[START]
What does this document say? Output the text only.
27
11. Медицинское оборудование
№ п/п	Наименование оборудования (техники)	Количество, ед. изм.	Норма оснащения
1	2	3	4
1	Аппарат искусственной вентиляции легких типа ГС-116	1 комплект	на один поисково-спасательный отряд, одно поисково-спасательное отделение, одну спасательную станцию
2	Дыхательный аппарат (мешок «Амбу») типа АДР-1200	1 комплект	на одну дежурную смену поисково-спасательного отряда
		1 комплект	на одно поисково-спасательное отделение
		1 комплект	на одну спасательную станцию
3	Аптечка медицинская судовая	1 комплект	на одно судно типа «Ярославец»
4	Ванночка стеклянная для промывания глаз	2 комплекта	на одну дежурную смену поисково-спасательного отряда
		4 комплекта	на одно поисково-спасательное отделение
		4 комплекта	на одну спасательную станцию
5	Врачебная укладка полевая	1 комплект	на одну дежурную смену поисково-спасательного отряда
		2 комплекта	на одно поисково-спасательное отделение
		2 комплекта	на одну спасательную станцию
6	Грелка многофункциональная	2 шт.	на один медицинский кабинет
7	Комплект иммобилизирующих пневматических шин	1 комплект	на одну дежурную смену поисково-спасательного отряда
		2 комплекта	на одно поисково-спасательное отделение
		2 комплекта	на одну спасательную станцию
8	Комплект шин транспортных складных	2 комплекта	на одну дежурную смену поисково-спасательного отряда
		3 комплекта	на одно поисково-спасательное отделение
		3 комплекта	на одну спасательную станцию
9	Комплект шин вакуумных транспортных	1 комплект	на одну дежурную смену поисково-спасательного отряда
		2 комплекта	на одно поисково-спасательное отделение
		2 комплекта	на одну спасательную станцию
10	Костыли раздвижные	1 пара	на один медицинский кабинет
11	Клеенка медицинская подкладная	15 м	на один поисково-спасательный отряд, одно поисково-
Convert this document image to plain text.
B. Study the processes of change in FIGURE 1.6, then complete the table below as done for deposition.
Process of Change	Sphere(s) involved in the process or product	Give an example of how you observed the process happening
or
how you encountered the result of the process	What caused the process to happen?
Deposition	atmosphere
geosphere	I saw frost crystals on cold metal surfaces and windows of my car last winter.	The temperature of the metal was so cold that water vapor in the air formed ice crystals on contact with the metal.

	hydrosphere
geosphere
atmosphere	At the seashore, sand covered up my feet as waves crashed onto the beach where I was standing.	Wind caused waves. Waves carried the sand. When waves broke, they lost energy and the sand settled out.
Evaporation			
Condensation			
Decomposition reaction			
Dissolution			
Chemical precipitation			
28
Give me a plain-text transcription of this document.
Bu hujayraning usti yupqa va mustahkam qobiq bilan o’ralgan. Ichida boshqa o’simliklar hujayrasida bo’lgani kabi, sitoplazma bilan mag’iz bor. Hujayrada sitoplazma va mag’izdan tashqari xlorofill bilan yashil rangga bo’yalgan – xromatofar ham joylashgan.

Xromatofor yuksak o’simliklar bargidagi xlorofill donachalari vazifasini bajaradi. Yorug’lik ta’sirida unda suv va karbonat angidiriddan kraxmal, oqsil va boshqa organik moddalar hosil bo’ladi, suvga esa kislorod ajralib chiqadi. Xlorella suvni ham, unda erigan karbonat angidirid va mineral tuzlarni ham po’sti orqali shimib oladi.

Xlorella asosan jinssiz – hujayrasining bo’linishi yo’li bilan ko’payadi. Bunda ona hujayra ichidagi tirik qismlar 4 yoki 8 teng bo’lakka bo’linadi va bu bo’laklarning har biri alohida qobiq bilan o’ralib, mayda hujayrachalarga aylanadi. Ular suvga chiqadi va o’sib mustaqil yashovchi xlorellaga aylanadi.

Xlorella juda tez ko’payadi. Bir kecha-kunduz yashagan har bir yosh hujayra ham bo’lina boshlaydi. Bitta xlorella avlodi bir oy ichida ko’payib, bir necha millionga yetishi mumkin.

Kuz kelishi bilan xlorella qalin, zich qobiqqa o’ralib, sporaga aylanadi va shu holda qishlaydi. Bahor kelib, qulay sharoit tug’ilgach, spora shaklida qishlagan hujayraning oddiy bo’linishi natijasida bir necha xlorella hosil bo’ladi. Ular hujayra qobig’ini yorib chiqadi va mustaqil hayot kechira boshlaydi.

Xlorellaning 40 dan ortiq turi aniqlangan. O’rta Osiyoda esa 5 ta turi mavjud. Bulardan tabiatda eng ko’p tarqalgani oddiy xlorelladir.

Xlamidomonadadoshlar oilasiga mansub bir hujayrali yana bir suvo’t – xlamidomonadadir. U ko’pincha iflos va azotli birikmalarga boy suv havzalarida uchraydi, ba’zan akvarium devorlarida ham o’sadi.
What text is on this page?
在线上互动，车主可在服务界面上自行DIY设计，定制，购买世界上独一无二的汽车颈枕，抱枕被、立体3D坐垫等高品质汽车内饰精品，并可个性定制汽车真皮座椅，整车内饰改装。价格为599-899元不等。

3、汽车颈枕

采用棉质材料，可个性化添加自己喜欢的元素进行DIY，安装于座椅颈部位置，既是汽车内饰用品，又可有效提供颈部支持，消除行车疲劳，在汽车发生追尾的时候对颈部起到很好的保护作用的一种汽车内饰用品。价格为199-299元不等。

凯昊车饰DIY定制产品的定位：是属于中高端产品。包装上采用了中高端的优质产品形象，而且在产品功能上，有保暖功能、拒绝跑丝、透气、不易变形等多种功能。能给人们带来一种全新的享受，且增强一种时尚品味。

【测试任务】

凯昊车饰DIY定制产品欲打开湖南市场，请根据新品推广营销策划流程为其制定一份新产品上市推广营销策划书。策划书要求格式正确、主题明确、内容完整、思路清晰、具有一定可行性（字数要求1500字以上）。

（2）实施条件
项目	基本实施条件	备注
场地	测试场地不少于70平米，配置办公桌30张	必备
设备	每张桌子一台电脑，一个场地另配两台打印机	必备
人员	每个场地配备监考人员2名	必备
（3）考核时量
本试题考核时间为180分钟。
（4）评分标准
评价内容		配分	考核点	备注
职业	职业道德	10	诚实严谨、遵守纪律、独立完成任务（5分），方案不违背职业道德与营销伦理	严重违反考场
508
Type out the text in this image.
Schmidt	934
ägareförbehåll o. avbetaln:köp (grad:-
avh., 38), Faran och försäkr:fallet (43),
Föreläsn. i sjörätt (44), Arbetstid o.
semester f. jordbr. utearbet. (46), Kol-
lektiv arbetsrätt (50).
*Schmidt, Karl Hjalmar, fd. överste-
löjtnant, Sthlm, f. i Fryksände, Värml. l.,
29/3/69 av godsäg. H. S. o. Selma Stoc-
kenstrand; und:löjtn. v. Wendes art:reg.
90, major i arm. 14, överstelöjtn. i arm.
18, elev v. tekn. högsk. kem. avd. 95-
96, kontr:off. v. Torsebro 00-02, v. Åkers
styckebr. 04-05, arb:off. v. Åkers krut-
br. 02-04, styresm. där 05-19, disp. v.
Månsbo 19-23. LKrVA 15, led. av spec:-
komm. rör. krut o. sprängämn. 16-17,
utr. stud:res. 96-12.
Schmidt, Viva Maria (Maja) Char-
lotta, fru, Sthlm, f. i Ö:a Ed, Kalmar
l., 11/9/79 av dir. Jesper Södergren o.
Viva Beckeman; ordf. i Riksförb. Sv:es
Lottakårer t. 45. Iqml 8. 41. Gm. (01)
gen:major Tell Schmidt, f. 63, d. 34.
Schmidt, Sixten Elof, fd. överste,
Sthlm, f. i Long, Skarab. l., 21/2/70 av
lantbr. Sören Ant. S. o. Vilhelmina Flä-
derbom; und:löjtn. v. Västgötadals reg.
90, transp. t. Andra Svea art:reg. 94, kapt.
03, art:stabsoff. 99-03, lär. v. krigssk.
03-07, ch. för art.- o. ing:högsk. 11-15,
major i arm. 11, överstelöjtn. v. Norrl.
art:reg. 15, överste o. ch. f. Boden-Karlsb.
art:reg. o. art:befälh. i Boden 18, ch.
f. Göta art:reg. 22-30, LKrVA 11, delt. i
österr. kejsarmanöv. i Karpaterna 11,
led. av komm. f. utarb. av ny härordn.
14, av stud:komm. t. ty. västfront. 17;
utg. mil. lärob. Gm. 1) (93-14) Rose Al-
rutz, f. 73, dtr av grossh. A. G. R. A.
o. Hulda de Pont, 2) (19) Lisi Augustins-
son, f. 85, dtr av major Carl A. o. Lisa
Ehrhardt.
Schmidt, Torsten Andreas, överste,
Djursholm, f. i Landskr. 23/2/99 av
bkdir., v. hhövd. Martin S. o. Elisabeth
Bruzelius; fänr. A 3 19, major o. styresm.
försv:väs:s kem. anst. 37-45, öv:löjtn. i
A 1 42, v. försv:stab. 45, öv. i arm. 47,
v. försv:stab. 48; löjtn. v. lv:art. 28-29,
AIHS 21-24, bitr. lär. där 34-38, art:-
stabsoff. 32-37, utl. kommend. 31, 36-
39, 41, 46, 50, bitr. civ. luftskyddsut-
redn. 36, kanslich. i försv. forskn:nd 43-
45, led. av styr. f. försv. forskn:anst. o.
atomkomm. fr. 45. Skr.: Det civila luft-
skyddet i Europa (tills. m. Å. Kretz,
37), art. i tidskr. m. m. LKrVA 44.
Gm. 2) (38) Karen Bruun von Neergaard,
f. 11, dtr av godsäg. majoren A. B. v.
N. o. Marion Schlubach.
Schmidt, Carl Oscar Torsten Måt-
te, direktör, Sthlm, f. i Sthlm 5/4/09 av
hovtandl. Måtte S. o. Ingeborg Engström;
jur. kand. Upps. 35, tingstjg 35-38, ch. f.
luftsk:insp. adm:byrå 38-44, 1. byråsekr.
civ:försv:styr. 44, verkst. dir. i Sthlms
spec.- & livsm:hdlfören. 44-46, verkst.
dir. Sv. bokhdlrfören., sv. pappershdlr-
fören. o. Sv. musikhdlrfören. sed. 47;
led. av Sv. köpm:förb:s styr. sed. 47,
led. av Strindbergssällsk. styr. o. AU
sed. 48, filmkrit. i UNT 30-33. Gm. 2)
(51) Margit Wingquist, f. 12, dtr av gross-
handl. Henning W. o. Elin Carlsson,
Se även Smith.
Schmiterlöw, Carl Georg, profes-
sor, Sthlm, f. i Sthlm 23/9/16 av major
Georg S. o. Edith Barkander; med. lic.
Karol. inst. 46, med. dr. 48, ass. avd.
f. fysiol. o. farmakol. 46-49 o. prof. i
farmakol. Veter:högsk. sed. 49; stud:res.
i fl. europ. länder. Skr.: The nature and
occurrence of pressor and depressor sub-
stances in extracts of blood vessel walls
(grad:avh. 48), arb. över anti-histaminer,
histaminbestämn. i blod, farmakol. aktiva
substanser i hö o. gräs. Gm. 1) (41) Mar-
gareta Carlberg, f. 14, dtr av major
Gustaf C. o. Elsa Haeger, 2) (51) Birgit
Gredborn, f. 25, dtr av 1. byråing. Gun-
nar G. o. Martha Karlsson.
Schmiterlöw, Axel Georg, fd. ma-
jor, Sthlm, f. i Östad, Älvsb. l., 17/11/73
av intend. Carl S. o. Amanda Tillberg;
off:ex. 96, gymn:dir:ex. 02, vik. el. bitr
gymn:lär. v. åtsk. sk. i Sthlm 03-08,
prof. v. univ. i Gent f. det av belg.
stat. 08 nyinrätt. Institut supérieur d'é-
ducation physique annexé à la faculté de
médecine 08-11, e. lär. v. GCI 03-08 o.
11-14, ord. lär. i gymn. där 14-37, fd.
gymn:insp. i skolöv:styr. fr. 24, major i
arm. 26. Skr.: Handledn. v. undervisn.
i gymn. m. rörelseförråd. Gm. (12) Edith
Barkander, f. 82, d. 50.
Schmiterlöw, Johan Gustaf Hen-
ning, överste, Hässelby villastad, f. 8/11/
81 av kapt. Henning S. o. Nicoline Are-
[END]
§ **GOAL**: Answer with one number: how many lines in the listing hold "plain".

§ **PROBLEM SOLUTION**: 2